▸ SET PROBLEM: Set down the material below word for word, excluding the pictures.

[Records that describe figures]
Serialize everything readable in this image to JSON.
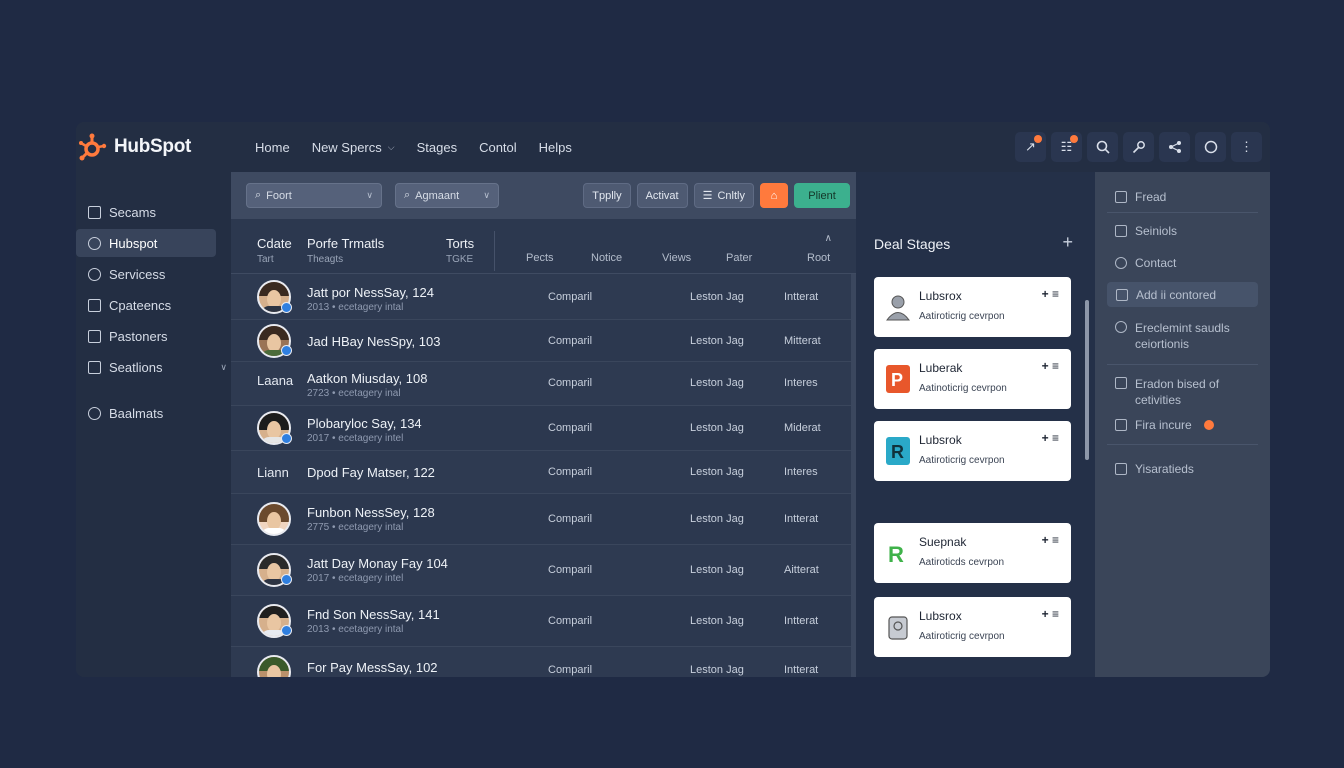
{
  "brand": {
    "name": "HubSpot",
    "accent": "#ff7a3d"
  },
  "nav": {
    "items": [
      {
        "label": "Home"
      },
      {
        "label": "New Spercs",
        "has_dropdown": true
      },
      {
        "label": "Stages"
      },
      {
        "label": "Contol"
      },
      {
        "label": "Helps"
      }
    ],
    "icons": [
      "notifications-icon",
      "messages-icon",
      "search-icon",
      "settings-icon",
      "share-icon",
      "help-icon",
      "more-icon"
    ]
  },
  "sidebar": {
    "items": [
      {
        "label": "Secams",
        "icon": "contacts-icon"
      },
      {
        "label": "Hubspot",
        "icon": "users-icon",
        "active": true
      },
      {
        "label": "Servicess",
        "icon": "service-icon"
      },
      {
        "label": "Cpateencs",
        "icon": "calendar-icon"
      },
      {
        "label": "Pastoners",
        "icon": "partners-icon"
      },
      {
        "label": "Seatlions",
        "icon": "sections-icon",
        "has_dropdown": true
      },
      {
        "label": "Baalmats",
        "icon": "info-icon"
      }
    ]
  },
  "toolbar": {
    "filter1": "Foort",
    "filter2": "Agmaant",
    "btn_tpply": "Tpplly",
    "btn_activat": "Activat",
    "btn_cntly": "Cnltly",
    "btn_plient": "Plient"
  },
  "table": {
    "header": {
      "col_a_title": "Cdate",
      "col_a_sub": "Tart",
      "col_b_title": "Porfe Trmatls",
      "col_b_sub": "Theagts",
      "col_c_title": "Torts",
      "col_c_sub": "TGKE",
      "cols": [
        "Pects",
        "Notice",
        "Views",
        "Pater",
        "Root"
      ]
    },
    "rows": [
      {
        "avatar": true,
        "name": "Jatt por NessSay, 124",
        "sub": "2013 • ecetagery intal",
        "c1": "Comparil",
        "c2": "Leston Jag",
        "c3": "Intterat"
      },
      {
        "avatar": true,
        "name": "Jad HBay NesSpy, 103",
        "sub": "",
        "c1": "Comparil",
        "c2": "Leston Jag",
        "c3": "Mitterat"
      },
      {
        "label": "Laana",
        "name": "Aatkon Miusday, 108",
        "sub": "2723 • ecetagery inal",
        "c1": "Comparil",
        "c2": "Leston Jag",
        "c3": "Interes"
      },
      {
        "avatar": true,
        "name": "Plobaryloc Say, 134",
        "sub": "2017 • ecetagery intel",
        "c1": "Comparil",
        "c2": "Leston Jag",
        "c3": "Miderat"
      },
      {
        "label": "Liann",
        "name": "Dpod Fay Matser, 122",
        "sub": "",
        "c1": "Comparil",
        "c2": "Leston Jag",
        "c3": "Interes"
      },
      {
        "avatar": true,
        "name": "Funbon NessSey, 128",
        "sub": "2775 • ecetagery intal",
        "c1": "Comparil",
        "c2": "Leston Jag",
        "c3": "Intterat"
      },
      {
        "avatar": true,
        "name": "Jatt Day Monay Fay 104",
        "sub": "2017 • ecetagery intel",
        "c1": "Comparil",
        "c2": "Leston Jag",
        "c3": "Aitterat"
      },
      {
        "avatar": true,
        "name": "Fnd Son NessSay, 141",
        "sub": "2013 • ecetagery intal",
        "c1": "Comparil",
        "c2": "Leston Jag",
        "c3": "Intterat"
      },
      {
        "avatar": true,
        "name": "For Pay MessSay, 102",
        "sub": "",
        "c1": "Comparil",
        "c2": "Leston Jag",
        "c3": "Intterat"
      }
    ]
  },
  "deals": {
    "title": "Deal Stages",
    "cards": [
      {
        "name": "Lubsrox",
        "sub": "Aatiroticrig cevrpon",
        "logo_color": "#8a8f99",
        "logo": "person"
      },
      {
        "name": "Luberak",
        "sub": "Aatinoticrig cevrpon",
        "logo_color": "#e8572b",
        "logo": "letter"
      },
      {
        "name": "Lubsrok",
        "sub": "Aatiroticrig cevrpon",
        "logo_color": "#2aa9c8",
        "logo": "letter"
      },
      {
        "name": "Suepnak",
        "sub": "Aatiroticds cevrpon",
        "logo_color": "#3fb24a",
        "logo": "letter"
      },
      {
        "name": "Lubsrox",
        "sub": "Aatiroticrig cevrpon",
        "logo_color": "#7d8490",
        "logo": "device"
      }
    ],
    "card_action": "+ ≡"
  },
  "right_panel": {
    "items": [
      {
        "label": "Fread",
        "icon": "feed-icon"
      },
      {
        "label": "Seiniols",
        "icon": "settings-icon"
      },
      {
        "label": "Contact",
        "icon": "contact-icon"
      },
      {
        "label": "Add ii contored",
        "icon": "add-icon",
        "active": true
      },
      {
        "label": "Ereclemint saudls ceiortionis",
        "icon": "clock-icon"
      },
      {
        "label": "Eradon bised of cetivities",
        "icon": "link-icon"
      },
      {
        "label": "Fira incure",
        "icon": "mail-icon",
        "badge": true
      },
      {
        "label": "Yisaratieds",
        "icon": "lock-icon"
      }
    ]
  }
}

▸ SOLUTION FOR THIS TASK:
Serialize everything readable in this image to JSON.
{
  "brand": {
    "name": "HubSpot",
    "accent": "#ff7a3d"
  },
  "nav": {
    "items": [
      {
        "label": "Home"
      },
      {
        "label": "New Spercs",
        "has_dropdown": true
      },
      {
        "label": "Stages"
      },
      {
        "label": "Contol"
      },
      {
        "label": "Helps"
      }
    ],
    "icons": [
      "notifications-icon",
      "messages-icon",
      "search-icon",
      "settings-icon",
      "share-icon",
      "help-icon",
      "more-icon"
    ]
  },
  "sidebar": {
    "items": [
      {
        "label": "Secams",
        "icon": "contacts-icon"
      },
      {
        "label": "Hubspot",
        "icon": "users-icon",
        "active": true
      },
      {
        "label": "Servicess",
        "icon": "service-icon"
      },
      {
        "label": "Cpateencs",
        "icon": "calendar-icon"
      },
      {
        "label": "Pastoners",
        "icon": "partners-icon"
      },
      {
        "label": "Seatlions",
        "icon": "sections-icon",
        "has_dropdown": true
      },
      {
        "label": "Baalmats",
        "icon": "info-icon"
      }
    ]
  },
  "toolbar": {
    "filter1": "Foort",
    "filter2": "Agmaant",
    "btn_tpply": "Tpplly",
    "btn_activat": "Activat",
    "btn_cntly": "Cnltly",
    "btn_plient": "Plient"
  },
  "table": {
    "header": {
      "col_a_title": "Cdate",
      "col_a_sub": "Tart",
      "col_b_title": "Porfe Trmatls",
      "col_b_sub": "Theagts",
      "col_c_title": "Torts",
      "col_c_sub": "TGKE",
      "cols": [
        "Pects",
        "Notice",
        "Views",
        "Pater",
        "Root"
      ]
    },
    "rows": [
      {
        "avatar": true,
        "name": "Jatt por NessSay, 124",
        "sub": "2013 • ecetagery intal",
        "c1": "Comparil",
        "c2": "Leston Jag",
        "c3": "Intterat"
      },
      {
        "avatar": true,
        "name": "Jad HBay NesSpy, 103",
        "sub": "",
        "c1": "Comparil",
        "c2": "Leston Jag",
        "c3": "Mitterat"
      },
      {
        "label": "Laana",
        "name": "Aatkon Miusday, 108",
        "sub": "2723 • ecetagery inal",
        "c1": "Comparil",
        "c2": "Leston Jag",
        "c3": "Interes"
      },
      {
        "avatar": true,
        "name": "Plobaryloc Say, 134",
        "sub": "2017 • ecetagery intel",
        "c1": "Comparil",
        "c2": "Leston Jag",
        "c3": "Miderat"
      },
      {
        "label": "Liann",
        "name": "Dpod Fay Matser, 122",
        "sub": "",
        "c1": "Comparil",
        "c2": "Leston Jag",
        "c3": "Interes"
      },
      {
        "avatar": true,
        "name": "Funbon NessSey, 128",
        "sub": "2775 • ecetagery intal",
        "c1": "Comparil",
        "c2": "Leston Jag",
        "c3": "Intterat"
      },
      {
        "avatar": true,
        "name": "Jatt Day Monay Fay 104",
        "sub": "2017 • ecetagery intel",
        "c1": "Comparil",
        "c2": "Leston Jag",
        "c3": "Aitterat"
      },
      {
        "avatar": true,
        "name": "Fnd Son NessSay, 141",
        "sub": "2013 • ecetagery intal",
        "c1": "Comparil",
        "c2": "Leston Jag",
        "c3": "Intterat"
      },
      {
        "avatar": true,
        "name": "For Pay MessSay, 102",
        "sub": "",
        "c1": "Comparil",
        "c2": "Leston Jag",
        "c3": "Intterat"
      }
    ]
  },
  "deals": {
    "title": "Deal Stages",
    "cards": [
      {
        "name": "Lubsrox",
        "sub": "Aatiroticrig cevrpon",
        "logo_color": "#8a8f99",
        "logo": "person"
      },
      {
        "name": "Luberak",
        "sub": "Aatinoticrig cevrpon",
        "logo_color": "#e8572b",
        "logo": "letter"
      },
      {
        "name": "Lubsrok",
        "sub": "Aatiroticrig cevrpon",
        "logo_color": "#2aa9c8",
        "logo": "letter"
      },
      {
        "name": "Suepnak",
        "sub": "Aatiroticds cevrpon",
        "logo_color": "#3fb24a",
        "logo": "letter"
      },
      {
        "name": "Lubsrox",
        "sub": "Aatiroticrig cevrpon",
        "logo_color": "#7d8490",
        "logo": "device"
      }
    ],
    "card_action": "+ ≡"
  },
  "right_panel": {
    "items": [
      {
        "label": "Fread",
        "icon": "feed-icon"
      },
      {
        "label": "Seiniols",
        "icon": "settings-icon"
      },
      {
        "label": "Contact",
        "icon": "contact-icon"
      },
      {
        "label": "Add ii contored",
        "icon": "add-icon",
        "active": true
      },
      {
        "label": "Ereclemint saudls ceiortionis",
        "icon": "clock-icon"
      },
      {
        "label": "Eradon bised of cetivities",
        "icon": "link-icon"
      },
      {
        "label": "Fira incure",
        "icon": "mail-icon",
        "badge": true
      },
      {
        "label": "Yisaratieds",
        "icon": "lock-icon"
      }
    ]
  }
}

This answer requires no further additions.